== What you need to do ==
Return every record below exactly as written, omitting any pictures.

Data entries
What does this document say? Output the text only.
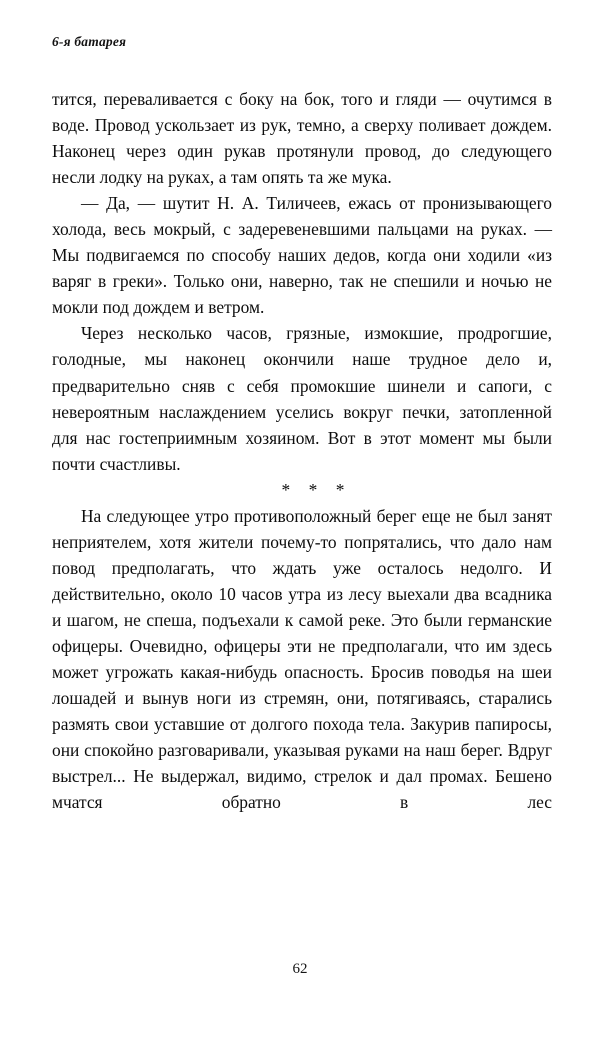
6-я батарея

тится, переваливается с боку на бок, того и гляди — очутимся в воде. Провод ускользает из рук, темно, а сверху поливает дождем. Наконец через один рукав протянули провод, до следующего несли лодку на руках, а там опять та же мука.

— Да, — шутит Н. А. Тиличеев, ежась от пронизывающего холода, весь мокрый, с задеревеневшими пальцами на руках. — Мы подвигаемся по способу наших дедов, когда они ходили «из варяг в греки». Только они, наверно, так не спешили и ночью не мокли под дождем и ветром.

Через несколько часов, грязные, измокшие, продрогшие, голодные, мы наконец окончили наше трудное дело и, предварительно сняв с себя промокшие шинели и сапоги, с невероятным наслаждением уселись вокруг печки, затопленной для нас гостеприимным хозяином. Вот в этот момент мы были почти счастливы.

* * *

На следующее утро противоположный берег еще не был занят неприятелем, хотя жители почему-то попрятались, что дало нам повод предполагать, что ждать уже осталось недолго. И действительно, около 10 часов утра из лесу выехали два всадника и шагом, не спеша, подъехали к самой реке. Это были германские офицеры. Очевидно, офицеры эти не предполагали, что им здесь может угрожать какая-нибудь опасность. Бросив поводья на шеи лошадей и вынув ноги из стремян, они, потягиваясь, старались размять свои уставшие от долгого похода тела. Закурив папиросы, они спокойно разговаривали, указывая руками на наш берег. Вдруг выстрел... Не выдержал, видимо, стрелок и дал промах. Бешено мчатся обратно в лес

62
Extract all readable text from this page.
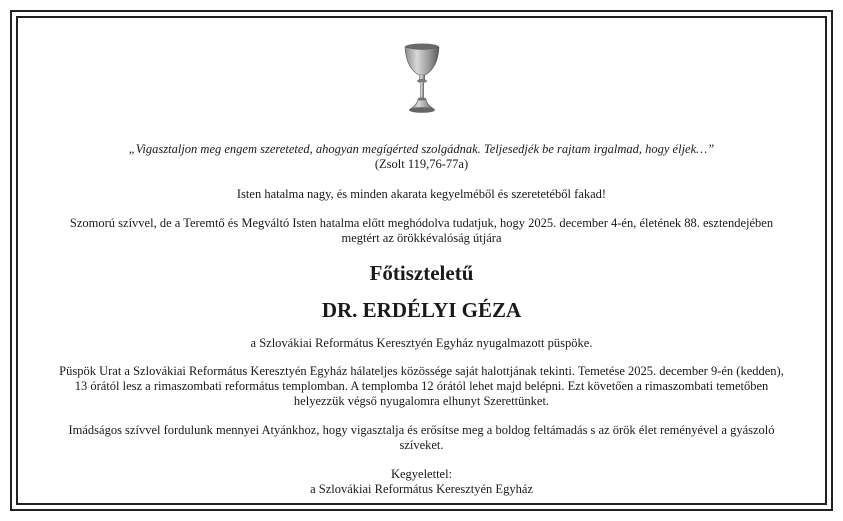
„Vigasztaljon meg engem szereteted, ahogyan megígérted szolgádnak. Teljesedjék be rajtam irgalmad, hogy éljek…”

(Zsolt 119,76-77a)

Isten hatalma nagy, és minden akarata kegyelméből és szeretetéből fakad!

Szomorú szívvel, de a Teremtő és Megváltó Isten hatalma előtt meghódolva tudatjuk, hogy 2025. december 4-én, életének 88. esztendejében megtért az örökkévalóság útjára

Főtiszteletű

DR. ERDÉLYI GÉZA

a Szlovákiai Református Keresztyén Egyház nyugalmazott püspöke.

Püspök Urat a Szlovákiai Református Keresztyén Egyház hálateljes közössége saját halottjának tekinti. Temetése 2025. december 9-én (kedden), 13 órától lesz a rimaszombati református templomban. A templomba 12 órától lehet majd belépni. Ezt követően a rimaszombati temetőben helyezzük végső nyugalomra elhunyt Szerettünket.

Imádságos szívvel fordulunk mennyei Atyánkhoz, hogy vigasztalja és erősítse meg a boldog feltámadás s az örök élet reményével a gyászoló szíveket.

Kegyelettel:

a Szlovákiai Református Keresztyén Egyház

== Result ==
What does this document say? Output the text only.
6-я батарея

тится, переваливается с боку на бок, того и гляди — очутимся в воде. Провод ускользает из рук, темно, а сверху поливает дождем. Наконец через один рукав протянули провод, до следующего несли лодку на руках, а там опять та же мука.

— Да, — шутит Н. А. Тиличеев, ежась от пронизывающего холода, весь мокрый, с задеревеневшими пальцами на руках. — Мы подвигаемся по способу наших дедов, когда они ходили «из варяг в греки». Только они, наверно, так не спешили и ночью не мокли под дождем и ветром.

Через несколько часов, грязные, измокшие, продрогшие, голодные, мы наконец окончили наше трудное дело и, предварительно сняв с себя промокшие шинели и сапоги, с невероятным наслаждением уселись вокруг печки, затопленной для нас гостеприимным хозяином. Вот в этот момент мы были почти счастливы.

* * *

На следующее утро противоположный берег еще не был занят неприятелем, хотя жители почему-то попрятались, что дало нам повод предполагать, что ждать уже осталось недолго. И действительно, около 10 часов утра из лесу выехали два всадника и шагом, не спеша, подъехали к самой реке. Это были германские офицеры. Очевидно, офицеры эти не предполагали, что им здесь может угрожать какая-нибудь опасность. Бросив поводья на шеи лошадей и вынув ноги из стремян, они, потягиваясь, старались размять свои уставшие от долгого похода тела. Закурив папиросы, они спокойно разговаривали, указывая руками на наш берег. Вдруг выстрел... Не выдержал, видимо, стрелок и дал промах. Бешено мчатся обратно в лес

62
Extract all readable text from this page.
„Vigasztaljon meg engem szereteted, ahogyan megígérted szolgádnak. Teljesedjék be rajtam irgalmad, hogy éljek…”

(Zsolt 119,76-77a)

Isten hatalma nagy, és minden akarata kegyelméből és szeretetéből fakad!

Szomorú szívvel, de a Teremtő és Megváltó Isten hatalma előtt meghódolva tudatjuk, hogy 2025. december 4-én, életének 88. esztendejében megtért az örökkévalóság útjára

Főtiszteletű

DR. ERDÉLYI GÉZA

a Szlovákiai Református Keresztyén Egyház nyugalmazott püspöke.

Püspök Urat a Szlovákiai Református Keresztyén Egyház hálateljes közössége saját halottjának tekinti. Temetése 2025. december 9-én (kedden), 13 órától lesz a rimaszombati református templomban. A templomba 12 órától lehet majd belépni. Ezt követően a rimaszombati temetőben helyezzük végső nyugalomra elhunyt Szerettünket.

Imádságos szívvel fordulunk mennyei Atyánkhoz, hogy vigasztalja és erősítse meg a boldog feltámadás s az örök élet reményével a gyászoló szíveket.

Kegyelettel:

a Szlovákiai Református Keresztyén Egyház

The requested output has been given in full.